- **GOAL**
Retype the material that follows, keeping every word as it is.

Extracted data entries

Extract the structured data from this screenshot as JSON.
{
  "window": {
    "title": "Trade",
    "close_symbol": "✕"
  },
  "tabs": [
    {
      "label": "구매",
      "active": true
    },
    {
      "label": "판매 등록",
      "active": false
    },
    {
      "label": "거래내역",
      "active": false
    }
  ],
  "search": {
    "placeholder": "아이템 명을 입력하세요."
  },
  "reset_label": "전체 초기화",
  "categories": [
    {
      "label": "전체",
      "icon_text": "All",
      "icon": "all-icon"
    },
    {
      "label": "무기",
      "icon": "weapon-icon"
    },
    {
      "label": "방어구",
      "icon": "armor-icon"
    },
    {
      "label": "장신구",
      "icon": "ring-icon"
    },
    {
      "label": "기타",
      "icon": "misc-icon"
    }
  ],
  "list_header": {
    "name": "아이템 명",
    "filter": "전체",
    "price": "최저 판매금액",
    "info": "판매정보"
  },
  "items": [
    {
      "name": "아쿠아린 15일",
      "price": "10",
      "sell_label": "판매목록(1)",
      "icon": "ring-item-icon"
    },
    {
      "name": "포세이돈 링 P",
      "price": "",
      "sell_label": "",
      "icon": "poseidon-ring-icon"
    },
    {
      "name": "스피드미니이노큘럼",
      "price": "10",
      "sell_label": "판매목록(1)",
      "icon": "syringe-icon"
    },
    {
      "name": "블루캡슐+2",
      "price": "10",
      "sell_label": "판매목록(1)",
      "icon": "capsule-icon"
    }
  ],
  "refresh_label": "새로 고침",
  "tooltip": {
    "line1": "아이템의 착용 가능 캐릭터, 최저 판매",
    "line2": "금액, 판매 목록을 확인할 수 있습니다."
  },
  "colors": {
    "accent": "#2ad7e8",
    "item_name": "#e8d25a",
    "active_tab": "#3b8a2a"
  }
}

- **COMPLETE RESPONSE**
Extract the structured data from this screenshot as JSON.
{
  "window": {
    "title": "Trade",
    "close_symbol": "✕"
  },
  "tabs": [
    {
      "label": "구매",
      "active": true
    },
    {
      "label": "판매 등록",
      "active": false
    },
    {
      "label": "거래내역",
      "active": false
    }
  ],
  "search": {
    "placeholder": "아이템 명을 입력하세요."
  },
  "reset_label": "전체 초기화",
  "categories": [
    {
      "label": "전체",
      "icon_text": "All",
      "icon": "all-icon"
    },
    {
      "label": "무기",
      "icon": "weapon-icon"
    },
    {
      "label": "방어구",
      "icon": "armor-icon"
    },
    {
      "label": "장신구",
      "icon": "ring-icon"
    },
    {
      "label": "기타",
      "icon": "misc-icon"
    }
  ],
  "list_header": {
    "name": "아이템 명",
    "filter": "전체",
    "price": "최저 판매금액",
    "info": "판매정보"
  },
  "items": [
    {
      "name": "아쿠아린 15일",
      "price": "10",
      "sell_label": "판매목록(1)",
      "icon": "ring-item-icon"
    },
    {
      "name": "포세이돈 링 P",
      "price": "",
      "sell_label": "",
      "icon": "poseidon-ring-icon"
    },
    {
      "name": "스피드미니이노큘럼",
      "price": "10",
      "sell_label": "판매목록(1)",
      "icon": "syringe-icon"
    },
    {
      "name": "블루캡슐+2",
      "price": "10",
      "sell_label": "판매목록(1)",
      "icon": "capsule-icon"
    }
  ],
  "refresh_label": "새로 고침",
  "tooltip": {
    "line1": "아이템의 착용 가능 캐릭터, 최저 판매",
    "line2": "금액, 판매 목록을 확인할 수 있습니다."
  },
  "colors": {
    "accent": "#2ad7e8",
    "item_name": "#e8d25a",
    "active_tab": "#3b8a2a"
  }
}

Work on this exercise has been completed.